═════ The input ═════

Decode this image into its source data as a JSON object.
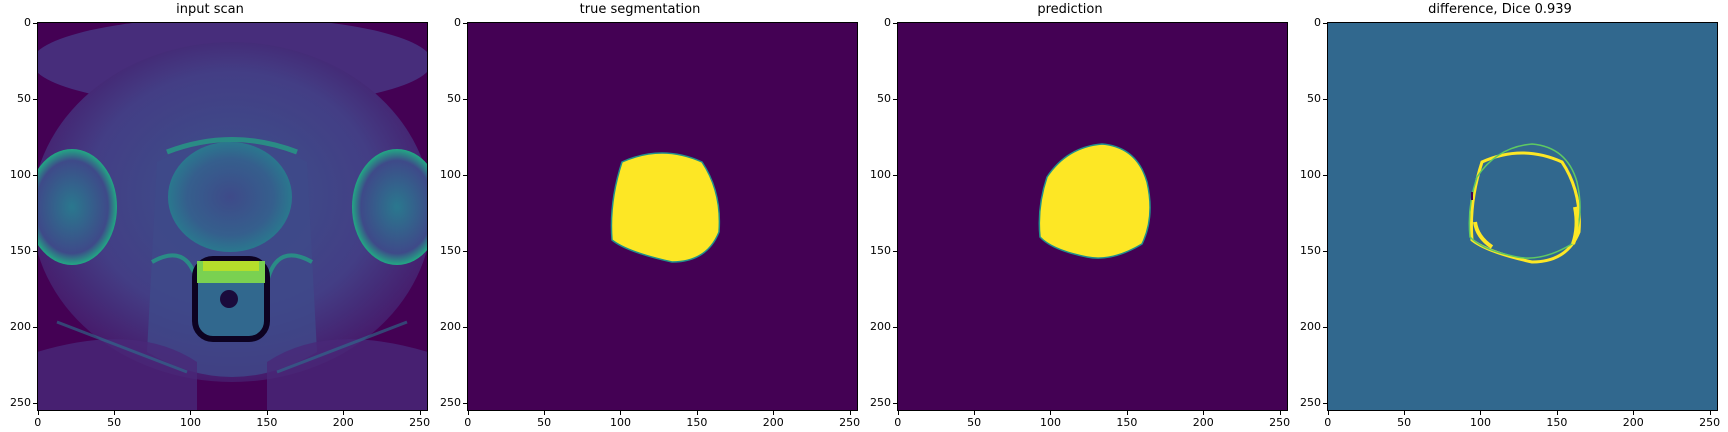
{
  "panels": [
    {
      "title": "input scan",
      "kind": "mri"
    },
    {
      "title": "true segmentation",
      "kind": "mask"
    },
    {
      "title": "prediction",
      "kind": "mask_pred"
    },
    {
      "title": "difference, Dice 0.939",
      "kind": "diff"
    }
  ],
  "axis": {
    "x_ticks": [
      "0",
      "50",
      "100",
      "150",
      "200",
      "250"
    ],
    "y_ticks": [
      "0",
      "50",
      "100",
      "150",
      "200",
      "250"
    ],
    "range": [
      0,
      256
    ]
  },
  "colors": {
    "viridis_dark": "#440154",
    "viridis_yellow": "#fde725",
    "viridis_teal": "#21918c",
    "viridis_green": "#5ec962",
    "diff_bg": "#31688e"
  }
}
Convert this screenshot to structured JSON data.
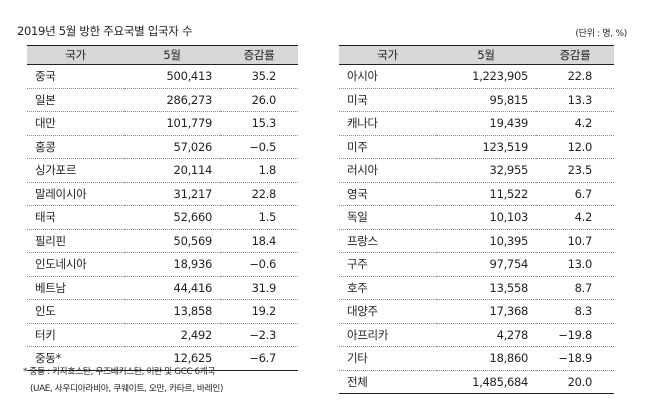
{
  "title": "2019년 5월 방한 주요국별 입국자 수",
  "unit": "(단위 : 명, %)",
  "headers": {
    "country": "국가",
    "may": "5월",
    "rate": "증감률"
  },
  "left_rows": [
    {
      "country": "중국",
      "may": "500,413",
      "rate": "35.2"
    },
    {
      "country": "일본",
      "may": "286,273",
      "rate": "26.0"
    },
    {
      "country": "대만",
      "may": "101,779",
      "rate": "15.3"
    },
    {
      "country": "홍콩",
      "may": "57,026",
      "rate": "−0.5"
    },
    {
      "country": "싱가포르",
      "may": "20,114",
      "rate": "1.8"
    },
    {
      "country": "말레이시아",
      "may": "31,217",
      "rate": "22.8"
    },
    {
      "country": "태국",
      "may": "52,660",
      "rate": "1.5"
    },
    {
      "country": "필리핀",
      "may": "50,569",
      "rate": "18.4"
    },
    {
      "country": "인도네시아",
      "may": "18,936",
      "rate": "−0.6"
    },
    {
      "country": "베트남",
      "may": "44,416",
      "rate": "31.9"
    },
    {
      "country": "인도",
      "may": "13,858",
      "rate": "19.2"
    },
    {
      "country": "터키",
      "may": "2,492",
      "rate": "−2.3"
    },
    {
      "country": "중동*",
      "may": "12,625",
      "rate": "−6.7"
    }
  ],
  "right_rows": [
    {
      "country": "아시아",
      "may": "1,223,905",
      "rate": "22.8"
    },
    {
      "country": "미국",
      "may": "95,815",
      "rate": "13.3"
    },
    {
      "country": "캐나다",
      "may": "19,439",
      "rate": "4.2"
    },
    {
      "country": "미주",
      "may": "123,519",
      "rate": "12.0"
    },
    {
      "country": "러시아",
      "may": "32,955",
      "rate": "23.5"
    },
    {
      "country": "영국",
      "may": "11,522",
      "rate": "6.7"
    },
    {
      "country": "독일",
      "may": "10,103",
      "rate": "4.2"
    },
    {
      "country": "프랑스",
      "may": "10,395",
      "rate": "10.7"
    },
    {
      "country": "구주",
      "may": "97,754",
      "rate": "13.0"
    },
    {
      "country": "호주",
      "may": "13,558",
      "rate": "8.7"
    },
    {
      "country": "대양주",
      "may": "17,368",
      "rate": "8.3"
    },
    {
      "country": "아프리카",
      "may": "4,278",
      "rate": "−19.8"
    },
    {
      "country": "기타",
      "may": "18,860",
      "rate": "−18.9"
    },
    {
      "country": "전체",
      "may": "1,485,684",
      "rate": "20.0"
    }
  ],
  "footnote": {
    "line1": "* 중동 : 카자흐스탄, 우즈베키스탄, 이란 및 GCC 6개국",
    "line2": "(UAE, 사우디아라비아, 쿠웨이트, 오만, 카타르, 바레인)"
  }
}
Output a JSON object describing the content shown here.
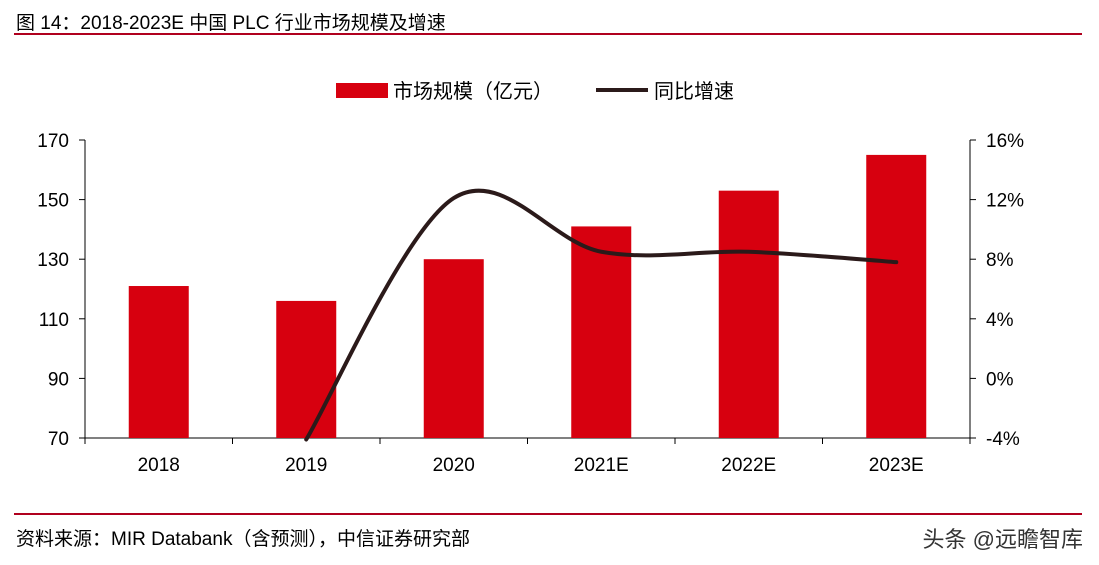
{
  "title": "图 14：2018-2023E 中国 PLC 行业市场规模及增速",
  "source": "资料来源：MIR Databank（含预测），中信证券研究部",
  "watermark": "头条 @远瞻智库",
  "chart_data": {
    "type": "bar+line",
    "categories": [
      "2018",
      "2019",
      "2020",
      "2021E",
      "2022E",
      "2023E"
    ],
    "series": [
      {
        "name": "市场规模（亿元）",
        "type": "bar",
        "axis": "left",
        "color": "#d7000f",
        "values": [
          121,
          116,
          130,
          141,
          153,
          165
        ]
      },
      {
        "name": "同比增速",
        "type": "line",
        "axis": "right",
        "color": "#2b1a1a",
        "values": [
          null,
          -4.1,
          12.1,
          8.5,
          8.5,
          7.8
        ]
      }
    ],
    "left_axis": {
      "ylim": [
        70,
        170
      ],
      "ticks": [
        "70",
        "90",
        "110",
        "130",
        "150",
        "170"
      ]
    },
    "right_axis": {
      "ylim": [
        -4,
        16
      ],
      "ticks": [
        "-4%",
        "0%",
        "4%",
        "8%",
        "12%",
        "16%"
      ]
    },
    "legend_placement": "top-center",
    "grid": false
  }
}
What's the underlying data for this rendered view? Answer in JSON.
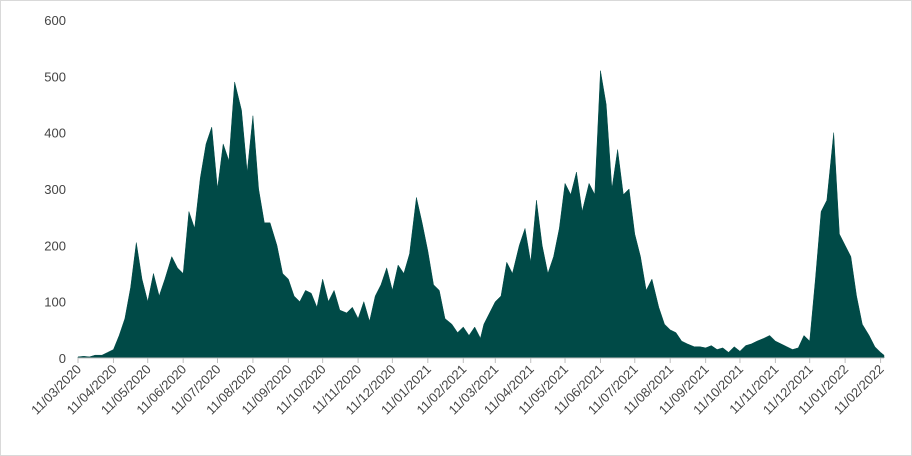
{
  "chart_data": {
    "type": "area",
    "color": "#004a47",
    "x": [
      "11/03/2020",
      "16/03/2020",
      "21/03/2020",
      "26/03/2020",
      "01/04/2020",
      "06/04/2020",
      "11/04/2020",
      "16/04/2020",
      "21/04/2020",
      "26/04/2020",
      "01/05/2020",
      "06/05/2020",
      "11/05/2020",
      "16/05/2020",
      "21/05/2020",
      "26/05/2020",
      "01/06/2020",
      "06/06/2020",
      "11/06/2020",
      "16/06/2020",
      "21/06/2020",
      "26/06/2020",
      "01/07/2020",
      "06/07/2020",
      "11/07/2020",
      "16/07/2020",
      "21/07/2020",
      "26/07/2020",
      "01/08/2020",
      "06/08/2020",
      "11/08/2020",
      "16/08/2020",
      "21/08/2020",
      "26/08/2020",
      "01/09/2020",
      "06/09/2020",
      "11/09/2020",
      "16/09/2020",
      "21/09/2020",
      "26/09/2020",
      "01/10/2020",
      "06/10/2020",
      "11/10/2020",
      "16/10/2020",
      "21/10/2020",
      "26/10/2020",
      "01/11/2020",
      "06/11/2020",
      "11/11/2020",
      "16/11/2020",
      "21/11/2020",
      "26/11/2020",
      "01/12/2020",
      "06/12/2020",
      "11/12/2020",
      "16/12/2020",
      "21/12/2020",
      "26/12/2020",
      "01/01/2021",
      "06/01/2021",
      "11/01/2021",
      "16/01/2021",
      "21/01/2021",
      "26/01/2021",
      "01/02/2021",
      "06/02/2021",
      "11/02/2021",
      "16/02/2021",
      "21/02/2021",
      "26/02/2021",
      "01/03/2021",
      "06/03/2021",
      "11/03/2021",
      "16/03/2021",
      "21/03/2021",
      "26/03/2021",
      "01/04/2021",
      "06/04/2021",
      "11/04/2021",
      "16/04/2021",
      "21/04/2021",
      "26/04/2021",
      "01/05/2021",
      "06/05/2021",
      "11/05/2021",
      "16/05/2021",
      "21/05/2021",
      "26/05/2021",
      "01/06/2021",
      "06/06/2021",
      "11/06/2021",
      "16/06/2021",
      "21/06/2021",
      "26/06/2021",
      "01/07/2021",
      "06/07/2021",
      "11/07/2021",
      "16/07/2021",
      "21/07/2021",
      "26/07/2021",
      "01/08/2021",
      "06/08/2021",
      "11/08/2021",
      "16/08/2021",
      "21/08/2021",
      "26/08/2021",
      "01/09/2021",
      "06/09/2021",
      "11/09/2021",
      "16/09/2021",
      "21/09/2021",
      "26/09/2021",
      "01/10/2021",
      "06/10/2021",
      "11/10/2021",
      "16/10/2021",
      "21/10/2021",
      "26/10/2021",
      "01/11/2021",
      "06/11/2021",
      "11/11/2021",
      "16/11/2021",
      "21/11/2021",
      "26/11/2021",
      "01/12/2021",
      "06/12/2021",
      "11/12/2021",
      "16/12/2021",
      "21/12/2021",
      "26/12/2021",
      "01/01/2022",
      "06/01/2022",
      "11/01/2022",
      "16/01/2022",
      "21/01/2022",
      "26/01/2022",
      "01/02/2022",
      "06/02/2022",
      "11/02/2022",
      "14/02/2022"
    ],
    "values": [
      2,
      3,
      2,
      5,
      5,
      10,
      15,
      40,
      70,
      125,
      205,
      140,
      100,
      150,
      110,
      140,
      180,
      160,
      150,
      260,
      230,
      320,
      380,
      410,
      300,
      380,
      350,
      490,
      440,
      330,
      430,
      300,
      240,
      240,
      200,
      150,
      140,
      110,
      100,
      120,
      115,
      90,
      140,
      100,
      120,
      85,
      80,
      90,
      70,
      100,
      65,
      110,
      130,
      160,
      120,
      165,
      150,
      185,
      285,
      240,
      190,
      130,
      120,
      70,
      60,
      45,
      55,
      40,
      55,
      35,
      60,
      80,
      100,
      110,
      170,
      150,
      200,
      230,
      170,
      280,
      200,
      150,
      180,
      230,
      310,
      290,
      330,
      260,
      310,
      290,
      510,
      450,
      300,
      370,
      290,
      300,
      220,
      180,
      120,
      140,
      90,
      60,
      50,
      45,
      30,
      25,
      20,
      20,
      18,
      22,
      15,
      18,
      10,
      20,
      12,
      22,
      25,
      30,
      35,
      40,
      30,
      25,
      20,
      15,
      18,
      40,
      30,
      140,
      260,
      280,
      400,
      220,
      200,
      180,
      110,
      60,
      40,
      20,
      10,
      5
    ],
    "xlim": [
      "11/03/2020",
      "14/02/2022"
    ],
    "xticks": [
      "11/03/2020",
      "11/04/2020",
      "11/05/2020",
      "11/06/2020",
      "11/07/2020",
      "11/08/2020",
      "11/09/2020",
      "11/10/2020",
      "11/11/2020",
      "11/12/2020",
      "11/01/2021",
      "11/02/2021",
      "11/03/2021",
      "11/04/2021",
      "11/05/2021",
      "11/06/2021",
      "11/07/2021",
      "11/08/2021",
      "11/09/2021",
      "11/10/2021",
      "11/11/2021",
      "11/12/2021",
      "11/01/2022",
      "11/02/2022"
    ],
    "ylim": [
      0,
      600
    ],
    "yticks": [
      0,
      100,
      200,
      300,
      400,
      500,
      600
    ]
  }
}
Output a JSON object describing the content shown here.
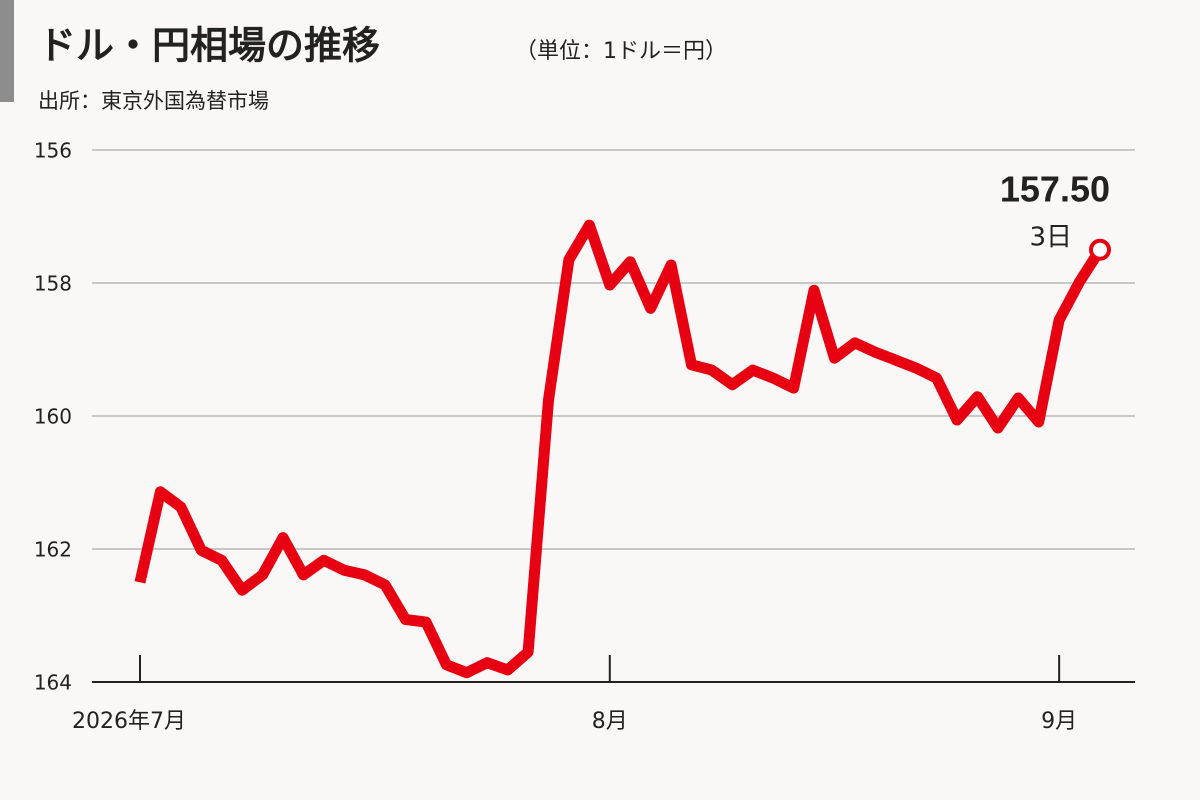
{
  "chart_data": {
    "type": "line",
    "title": "ドル・円相場の推移",
    "subtitle": "（単位：1ドル＝円）",
    "source": "出所：東京外国為替市場",
    "annotations": [
      "157.50",
      "3日"
    ],
    "categories": [
      "2026年7月",
      null,
      null,
      null,
      null,
      null,
      null,
      null,
      null,
      null,
      null,
      null,
      null,
      null,
      null,
      null,
      null,
      null,
      null,
      null,
      null,
      null,
      null,
      "8月",
      null,
      null,
      null,
      null,
      null,
      null,
      null,
      null,
      null,
      null,
      null,
      null,
      null,
      null,
      null,
      null,
      null,
      null,
      null,
      null,
      null,
      "9月",
      null,
      null
    ],
    "values": [
      162.5,
      161.14,
      161.37,
      162.02,
      162.17,
      162.62,
      162.39,
      161.83,
      162.39,
      162.17,
      162.32,
      162.39,
      162.54,
      163.06,
      163.1,
      163.74,
      163.86,
      163.71,
      163.82,
      163.55,
      159.76,
      157.65,
      157.13,
      158.03,
      157.68,
      158.38,
      157.73,
      159.23,
      159.31,
      159.53,
      159.31,
      159.43,
      159.58,
      158.11,
      159.13,
      158.9,
      159.04,
      159.16,
      159.28,
      159.43,
      160.06,
      159.71,
      160.18,
      159.73,
      160.09,
      158.56,
      157.98,
      157.5
    ],
    "color": "#e60012",
    "ylim": [
      156,
      164
    ],
    "y_inverted": true,
    "yticks": [
      156,
      158,
      160,
      162,
      164
    ],
    "grid": true
  }
}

═════

» Task to carry out
Select every line above that contains the word "this", and copy it.

» Solved problem
Decode this image into its source data as a JSON object.
Convert this screenshot to structured JSON data.
What's the underlying data for this rendered view? Answer in JSON.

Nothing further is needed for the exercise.